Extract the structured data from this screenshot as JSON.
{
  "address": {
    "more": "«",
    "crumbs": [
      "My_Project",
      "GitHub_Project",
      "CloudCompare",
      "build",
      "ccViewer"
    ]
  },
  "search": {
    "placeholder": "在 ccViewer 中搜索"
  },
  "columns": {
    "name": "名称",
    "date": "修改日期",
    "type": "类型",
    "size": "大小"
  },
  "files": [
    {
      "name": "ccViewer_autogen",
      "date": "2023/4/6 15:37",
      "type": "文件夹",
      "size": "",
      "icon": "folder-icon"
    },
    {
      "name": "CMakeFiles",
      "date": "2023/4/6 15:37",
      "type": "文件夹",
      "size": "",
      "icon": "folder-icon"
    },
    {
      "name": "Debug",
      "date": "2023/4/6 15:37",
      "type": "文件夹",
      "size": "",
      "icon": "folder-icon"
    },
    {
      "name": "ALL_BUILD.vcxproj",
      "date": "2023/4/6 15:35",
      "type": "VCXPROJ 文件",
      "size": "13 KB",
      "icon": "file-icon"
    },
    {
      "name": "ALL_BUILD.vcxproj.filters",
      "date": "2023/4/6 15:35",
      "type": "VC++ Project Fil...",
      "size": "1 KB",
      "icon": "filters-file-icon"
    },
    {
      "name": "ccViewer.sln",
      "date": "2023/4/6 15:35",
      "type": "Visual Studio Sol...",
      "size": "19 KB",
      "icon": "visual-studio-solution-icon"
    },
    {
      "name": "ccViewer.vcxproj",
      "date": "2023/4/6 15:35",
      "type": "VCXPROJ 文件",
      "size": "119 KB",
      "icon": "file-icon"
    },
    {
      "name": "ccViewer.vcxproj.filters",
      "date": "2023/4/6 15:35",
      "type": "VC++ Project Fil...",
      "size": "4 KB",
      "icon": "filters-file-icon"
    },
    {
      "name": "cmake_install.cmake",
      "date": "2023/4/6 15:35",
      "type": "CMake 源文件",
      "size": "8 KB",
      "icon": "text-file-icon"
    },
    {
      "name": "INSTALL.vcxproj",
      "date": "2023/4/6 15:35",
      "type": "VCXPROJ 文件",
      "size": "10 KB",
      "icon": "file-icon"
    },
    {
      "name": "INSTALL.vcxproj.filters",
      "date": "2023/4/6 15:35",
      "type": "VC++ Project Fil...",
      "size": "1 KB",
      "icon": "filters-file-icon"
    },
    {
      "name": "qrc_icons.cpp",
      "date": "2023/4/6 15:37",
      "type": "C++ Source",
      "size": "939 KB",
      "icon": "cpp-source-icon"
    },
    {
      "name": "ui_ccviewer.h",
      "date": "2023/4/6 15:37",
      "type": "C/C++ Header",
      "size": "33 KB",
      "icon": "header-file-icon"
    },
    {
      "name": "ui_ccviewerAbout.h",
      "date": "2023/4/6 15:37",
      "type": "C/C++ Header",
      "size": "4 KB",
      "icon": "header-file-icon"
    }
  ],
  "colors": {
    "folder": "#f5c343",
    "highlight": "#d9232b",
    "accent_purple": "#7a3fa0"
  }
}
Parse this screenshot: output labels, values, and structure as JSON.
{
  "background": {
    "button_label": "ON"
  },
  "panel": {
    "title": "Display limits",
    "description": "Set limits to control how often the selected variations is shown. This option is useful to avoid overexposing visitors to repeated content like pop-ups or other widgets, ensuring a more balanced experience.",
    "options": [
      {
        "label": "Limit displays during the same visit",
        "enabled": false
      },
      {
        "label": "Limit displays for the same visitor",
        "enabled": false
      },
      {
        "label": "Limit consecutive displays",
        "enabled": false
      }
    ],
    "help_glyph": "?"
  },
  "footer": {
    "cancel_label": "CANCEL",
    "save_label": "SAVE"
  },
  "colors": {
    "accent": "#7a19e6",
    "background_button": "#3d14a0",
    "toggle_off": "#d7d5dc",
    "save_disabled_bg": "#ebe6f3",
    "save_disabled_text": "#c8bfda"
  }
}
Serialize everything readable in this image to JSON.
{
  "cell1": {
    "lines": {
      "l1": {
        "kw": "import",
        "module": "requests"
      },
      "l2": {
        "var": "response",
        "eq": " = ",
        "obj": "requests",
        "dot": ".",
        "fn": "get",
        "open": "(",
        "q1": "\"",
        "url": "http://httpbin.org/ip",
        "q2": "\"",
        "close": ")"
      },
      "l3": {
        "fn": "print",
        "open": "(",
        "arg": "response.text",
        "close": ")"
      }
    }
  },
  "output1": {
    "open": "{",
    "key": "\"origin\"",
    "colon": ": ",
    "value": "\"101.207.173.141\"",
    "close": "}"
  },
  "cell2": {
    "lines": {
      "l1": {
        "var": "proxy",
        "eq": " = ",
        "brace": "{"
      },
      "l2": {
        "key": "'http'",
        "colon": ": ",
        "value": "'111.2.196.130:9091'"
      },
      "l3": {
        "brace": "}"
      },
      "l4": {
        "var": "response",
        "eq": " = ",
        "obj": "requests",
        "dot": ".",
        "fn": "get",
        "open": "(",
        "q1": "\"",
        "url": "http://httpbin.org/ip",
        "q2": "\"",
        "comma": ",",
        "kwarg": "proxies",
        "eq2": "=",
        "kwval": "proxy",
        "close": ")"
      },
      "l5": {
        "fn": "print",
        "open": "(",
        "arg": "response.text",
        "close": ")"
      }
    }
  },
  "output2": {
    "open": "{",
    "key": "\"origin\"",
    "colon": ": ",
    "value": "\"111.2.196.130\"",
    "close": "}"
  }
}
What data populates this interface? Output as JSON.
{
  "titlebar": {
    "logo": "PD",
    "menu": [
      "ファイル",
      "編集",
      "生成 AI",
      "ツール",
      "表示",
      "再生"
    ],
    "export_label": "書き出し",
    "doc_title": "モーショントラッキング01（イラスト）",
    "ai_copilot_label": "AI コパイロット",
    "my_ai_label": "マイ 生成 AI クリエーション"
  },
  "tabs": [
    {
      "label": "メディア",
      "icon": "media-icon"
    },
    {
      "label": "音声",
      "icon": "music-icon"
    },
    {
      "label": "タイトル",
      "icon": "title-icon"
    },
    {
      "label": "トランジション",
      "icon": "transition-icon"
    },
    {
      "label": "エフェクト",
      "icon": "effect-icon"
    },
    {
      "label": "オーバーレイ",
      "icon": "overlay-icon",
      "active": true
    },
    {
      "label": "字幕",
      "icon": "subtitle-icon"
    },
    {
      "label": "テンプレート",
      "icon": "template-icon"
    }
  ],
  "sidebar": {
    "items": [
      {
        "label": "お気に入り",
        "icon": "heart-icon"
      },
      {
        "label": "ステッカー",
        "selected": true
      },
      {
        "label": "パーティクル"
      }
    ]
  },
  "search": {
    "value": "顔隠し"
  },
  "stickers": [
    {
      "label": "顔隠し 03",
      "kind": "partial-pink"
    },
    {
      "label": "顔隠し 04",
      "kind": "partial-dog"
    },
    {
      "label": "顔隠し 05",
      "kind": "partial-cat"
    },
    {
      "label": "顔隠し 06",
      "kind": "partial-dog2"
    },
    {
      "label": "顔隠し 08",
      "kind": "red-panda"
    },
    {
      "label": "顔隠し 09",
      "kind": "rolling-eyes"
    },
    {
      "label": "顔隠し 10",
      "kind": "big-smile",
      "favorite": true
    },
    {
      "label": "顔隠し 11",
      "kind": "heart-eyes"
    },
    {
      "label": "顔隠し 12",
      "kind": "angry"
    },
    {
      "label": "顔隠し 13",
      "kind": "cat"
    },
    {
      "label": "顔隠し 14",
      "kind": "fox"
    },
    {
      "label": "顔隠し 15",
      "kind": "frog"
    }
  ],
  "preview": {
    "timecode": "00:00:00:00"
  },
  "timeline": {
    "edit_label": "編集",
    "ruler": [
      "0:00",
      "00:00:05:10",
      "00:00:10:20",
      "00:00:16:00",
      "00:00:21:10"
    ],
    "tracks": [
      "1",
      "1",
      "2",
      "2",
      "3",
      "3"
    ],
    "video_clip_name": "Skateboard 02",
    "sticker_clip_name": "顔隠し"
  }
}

=======

Read the entries above, then pull out the lines that include "kind".

      "kind": "partial-pink"
      "kind": "partial-dog"
      "kind": "partial-cat"
      "kind": "partial-dog2"
      "kind": "red-panda"
      "kind": "rolling-eyes"
      "kind": "big-smile",
      "kind": "heart-eyes"
      "kind": "angry"
      "kind": "cat"
      "kind": "fox"
      "kind": "frog"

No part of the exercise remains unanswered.